▶ [Dataset entries on figures]
##########
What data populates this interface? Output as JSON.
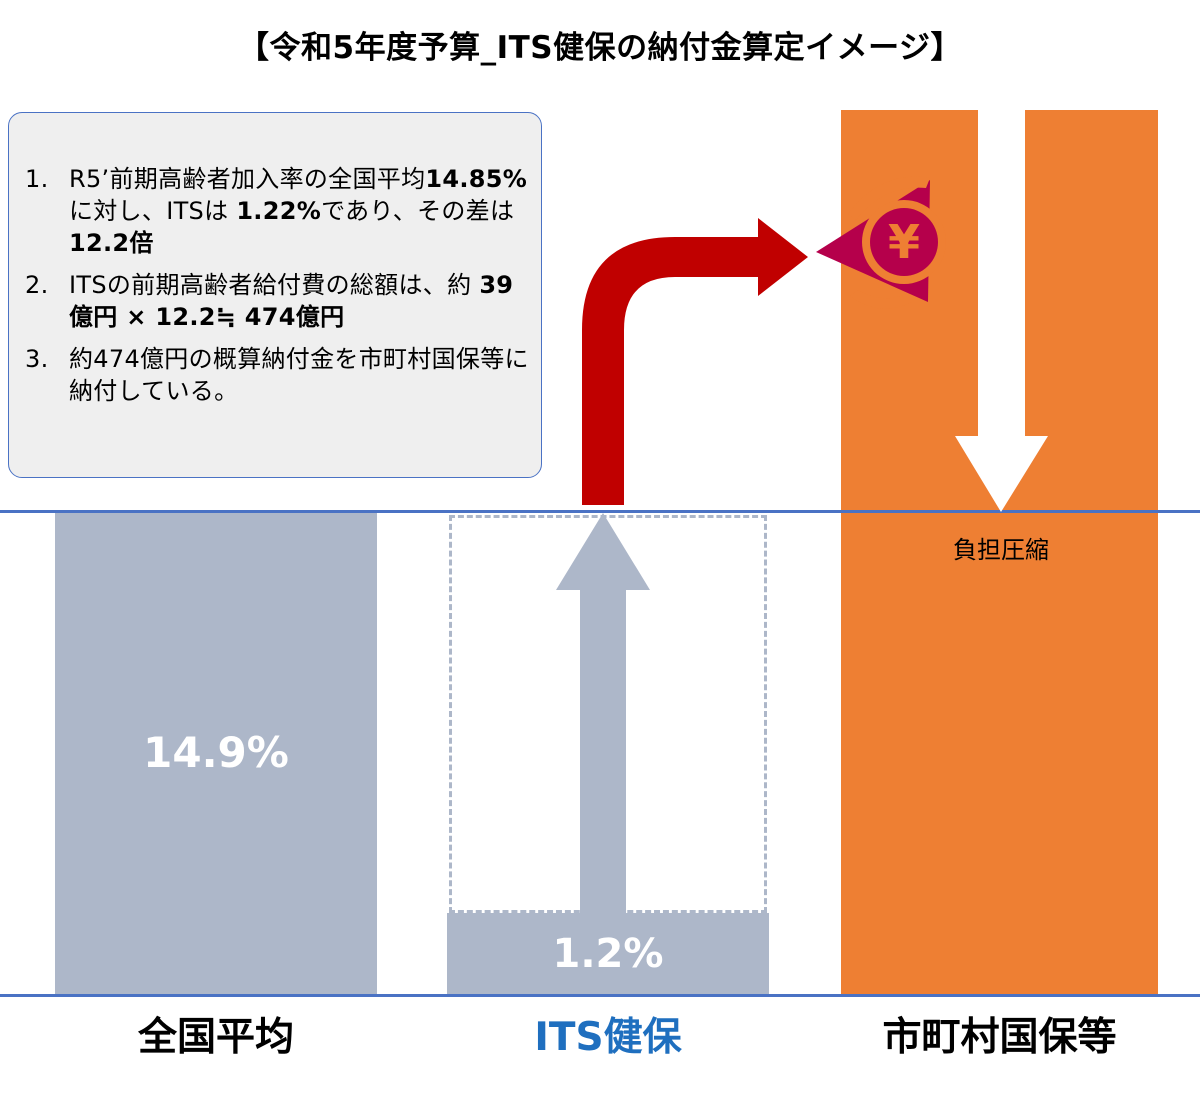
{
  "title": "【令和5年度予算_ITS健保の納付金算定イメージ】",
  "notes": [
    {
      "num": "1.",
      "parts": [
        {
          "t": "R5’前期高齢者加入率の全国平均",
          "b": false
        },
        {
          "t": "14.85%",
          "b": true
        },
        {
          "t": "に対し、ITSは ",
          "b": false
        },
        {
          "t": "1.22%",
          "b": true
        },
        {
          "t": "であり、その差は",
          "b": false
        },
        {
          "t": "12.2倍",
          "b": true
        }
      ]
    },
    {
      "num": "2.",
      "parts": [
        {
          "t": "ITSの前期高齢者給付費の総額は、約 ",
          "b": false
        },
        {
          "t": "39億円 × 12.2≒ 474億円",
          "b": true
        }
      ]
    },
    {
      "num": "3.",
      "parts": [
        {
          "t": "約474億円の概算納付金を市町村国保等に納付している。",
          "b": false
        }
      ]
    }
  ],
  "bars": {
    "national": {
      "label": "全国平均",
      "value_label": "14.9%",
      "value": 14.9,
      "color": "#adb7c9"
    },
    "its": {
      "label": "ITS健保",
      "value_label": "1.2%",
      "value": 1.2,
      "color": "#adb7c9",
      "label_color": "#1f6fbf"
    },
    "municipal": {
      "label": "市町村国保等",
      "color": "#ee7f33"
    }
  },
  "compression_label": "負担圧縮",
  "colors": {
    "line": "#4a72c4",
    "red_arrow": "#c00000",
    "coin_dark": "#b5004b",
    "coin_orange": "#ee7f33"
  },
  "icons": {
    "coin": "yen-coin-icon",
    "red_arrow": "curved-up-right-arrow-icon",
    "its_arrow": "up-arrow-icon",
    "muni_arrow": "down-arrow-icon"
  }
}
##########
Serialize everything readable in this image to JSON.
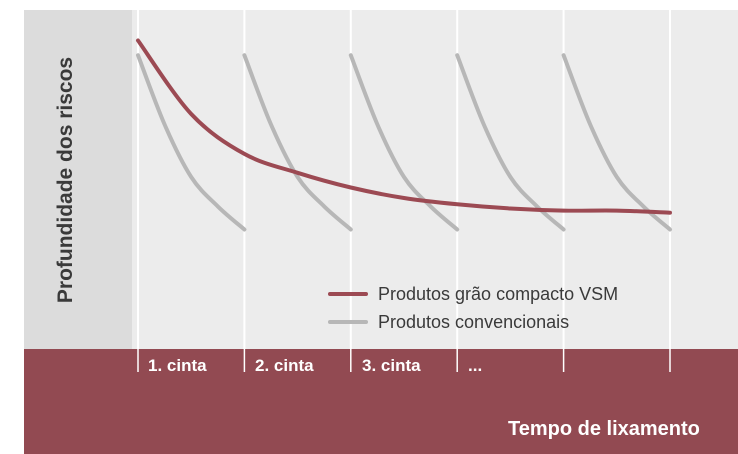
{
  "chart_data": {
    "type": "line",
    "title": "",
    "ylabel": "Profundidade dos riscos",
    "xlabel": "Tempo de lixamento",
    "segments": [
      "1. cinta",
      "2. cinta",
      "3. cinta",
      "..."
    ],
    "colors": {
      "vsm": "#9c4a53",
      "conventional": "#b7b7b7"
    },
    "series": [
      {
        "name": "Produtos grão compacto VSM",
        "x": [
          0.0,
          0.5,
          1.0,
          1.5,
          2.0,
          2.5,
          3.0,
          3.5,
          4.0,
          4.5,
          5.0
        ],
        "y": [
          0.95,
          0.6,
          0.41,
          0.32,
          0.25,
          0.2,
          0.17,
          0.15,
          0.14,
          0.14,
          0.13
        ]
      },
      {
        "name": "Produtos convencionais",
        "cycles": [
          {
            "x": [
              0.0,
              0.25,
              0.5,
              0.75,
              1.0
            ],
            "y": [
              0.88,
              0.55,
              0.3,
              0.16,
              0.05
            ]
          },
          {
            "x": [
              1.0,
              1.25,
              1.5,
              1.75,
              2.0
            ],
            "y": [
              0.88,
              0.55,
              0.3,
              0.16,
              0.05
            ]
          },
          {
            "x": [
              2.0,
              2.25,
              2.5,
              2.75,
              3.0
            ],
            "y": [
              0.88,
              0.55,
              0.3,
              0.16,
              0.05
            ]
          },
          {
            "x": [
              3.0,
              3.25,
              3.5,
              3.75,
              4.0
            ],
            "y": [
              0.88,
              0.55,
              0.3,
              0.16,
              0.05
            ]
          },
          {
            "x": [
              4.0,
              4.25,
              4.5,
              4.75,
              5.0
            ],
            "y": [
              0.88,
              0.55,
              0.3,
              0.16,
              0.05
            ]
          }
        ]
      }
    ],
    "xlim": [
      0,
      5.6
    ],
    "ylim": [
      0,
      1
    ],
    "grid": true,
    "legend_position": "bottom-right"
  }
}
##########
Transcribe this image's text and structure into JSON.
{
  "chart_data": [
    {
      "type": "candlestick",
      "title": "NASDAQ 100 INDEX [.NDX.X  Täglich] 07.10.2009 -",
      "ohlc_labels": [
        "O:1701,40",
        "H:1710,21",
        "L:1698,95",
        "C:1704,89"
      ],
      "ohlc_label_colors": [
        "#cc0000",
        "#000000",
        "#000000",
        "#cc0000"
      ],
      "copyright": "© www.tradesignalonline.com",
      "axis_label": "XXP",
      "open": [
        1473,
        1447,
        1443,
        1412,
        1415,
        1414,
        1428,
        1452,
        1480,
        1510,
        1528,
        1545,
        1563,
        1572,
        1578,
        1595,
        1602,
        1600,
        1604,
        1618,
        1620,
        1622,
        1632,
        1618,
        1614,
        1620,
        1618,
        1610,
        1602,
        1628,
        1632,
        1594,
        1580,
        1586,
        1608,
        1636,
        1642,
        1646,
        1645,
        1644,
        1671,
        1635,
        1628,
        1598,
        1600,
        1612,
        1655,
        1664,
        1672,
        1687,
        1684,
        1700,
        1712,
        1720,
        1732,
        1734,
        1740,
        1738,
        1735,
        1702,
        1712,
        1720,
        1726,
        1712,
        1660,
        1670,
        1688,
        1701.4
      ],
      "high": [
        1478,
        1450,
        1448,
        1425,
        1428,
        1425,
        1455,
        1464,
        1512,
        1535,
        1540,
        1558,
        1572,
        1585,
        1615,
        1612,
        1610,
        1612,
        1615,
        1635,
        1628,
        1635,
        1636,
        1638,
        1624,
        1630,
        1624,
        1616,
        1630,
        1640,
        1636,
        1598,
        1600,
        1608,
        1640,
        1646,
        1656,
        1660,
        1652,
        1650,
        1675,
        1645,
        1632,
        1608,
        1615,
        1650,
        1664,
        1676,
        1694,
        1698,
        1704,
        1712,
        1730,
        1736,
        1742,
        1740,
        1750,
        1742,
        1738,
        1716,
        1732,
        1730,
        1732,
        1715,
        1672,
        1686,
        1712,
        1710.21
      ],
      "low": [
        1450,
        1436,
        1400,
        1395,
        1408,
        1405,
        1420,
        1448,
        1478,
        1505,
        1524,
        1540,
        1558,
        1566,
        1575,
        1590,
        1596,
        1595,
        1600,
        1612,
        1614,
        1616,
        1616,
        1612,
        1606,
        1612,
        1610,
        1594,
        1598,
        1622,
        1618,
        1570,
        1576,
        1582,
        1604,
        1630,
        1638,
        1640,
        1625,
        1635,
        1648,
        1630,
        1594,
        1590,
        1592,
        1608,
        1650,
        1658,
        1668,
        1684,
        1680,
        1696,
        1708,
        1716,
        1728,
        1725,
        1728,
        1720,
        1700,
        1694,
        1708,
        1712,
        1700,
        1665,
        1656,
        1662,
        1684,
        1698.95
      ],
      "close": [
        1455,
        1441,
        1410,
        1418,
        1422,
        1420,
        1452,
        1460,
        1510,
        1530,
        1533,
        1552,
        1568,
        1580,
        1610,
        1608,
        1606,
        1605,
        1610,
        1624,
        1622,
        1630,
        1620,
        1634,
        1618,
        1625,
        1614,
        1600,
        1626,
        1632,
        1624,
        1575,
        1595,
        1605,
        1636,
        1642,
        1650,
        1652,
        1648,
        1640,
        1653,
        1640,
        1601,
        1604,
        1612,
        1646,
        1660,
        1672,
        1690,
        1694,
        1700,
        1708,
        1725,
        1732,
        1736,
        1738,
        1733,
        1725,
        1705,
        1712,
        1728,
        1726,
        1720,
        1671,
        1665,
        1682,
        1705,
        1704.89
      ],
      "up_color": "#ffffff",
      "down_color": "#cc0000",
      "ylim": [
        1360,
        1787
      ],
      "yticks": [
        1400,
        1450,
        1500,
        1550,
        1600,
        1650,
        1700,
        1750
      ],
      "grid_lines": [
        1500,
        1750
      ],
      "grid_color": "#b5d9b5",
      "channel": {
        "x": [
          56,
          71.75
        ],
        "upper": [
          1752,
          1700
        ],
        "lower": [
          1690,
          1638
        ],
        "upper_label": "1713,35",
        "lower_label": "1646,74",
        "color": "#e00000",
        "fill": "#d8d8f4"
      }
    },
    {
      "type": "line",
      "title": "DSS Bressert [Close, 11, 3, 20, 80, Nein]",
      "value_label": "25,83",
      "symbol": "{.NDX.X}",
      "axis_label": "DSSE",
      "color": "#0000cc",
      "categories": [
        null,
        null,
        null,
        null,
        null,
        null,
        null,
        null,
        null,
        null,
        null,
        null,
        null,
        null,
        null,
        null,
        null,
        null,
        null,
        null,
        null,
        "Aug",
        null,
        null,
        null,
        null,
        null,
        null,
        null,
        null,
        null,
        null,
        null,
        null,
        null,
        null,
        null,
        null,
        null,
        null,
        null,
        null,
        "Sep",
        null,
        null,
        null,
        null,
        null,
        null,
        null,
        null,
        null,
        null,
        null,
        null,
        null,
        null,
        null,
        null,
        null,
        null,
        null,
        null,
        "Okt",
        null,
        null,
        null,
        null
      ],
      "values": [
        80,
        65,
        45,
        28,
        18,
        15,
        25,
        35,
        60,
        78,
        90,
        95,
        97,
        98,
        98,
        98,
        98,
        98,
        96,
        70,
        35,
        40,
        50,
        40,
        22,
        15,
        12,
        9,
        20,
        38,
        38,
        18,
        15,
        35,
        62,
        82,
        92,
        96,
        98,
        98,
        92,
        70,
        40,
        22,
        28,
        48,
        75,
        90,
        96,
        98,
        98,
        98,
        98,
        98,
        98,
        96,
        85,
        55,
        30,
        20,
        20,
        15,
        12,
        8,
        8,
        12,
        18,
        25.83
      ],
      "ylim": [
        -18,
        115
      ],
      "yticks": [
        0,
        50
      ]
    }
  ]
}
##########
▶ [AIM]
Your answer should be one number: how many lines of the listing include the word "this".

▶ [REPLY TO THE TASK]
3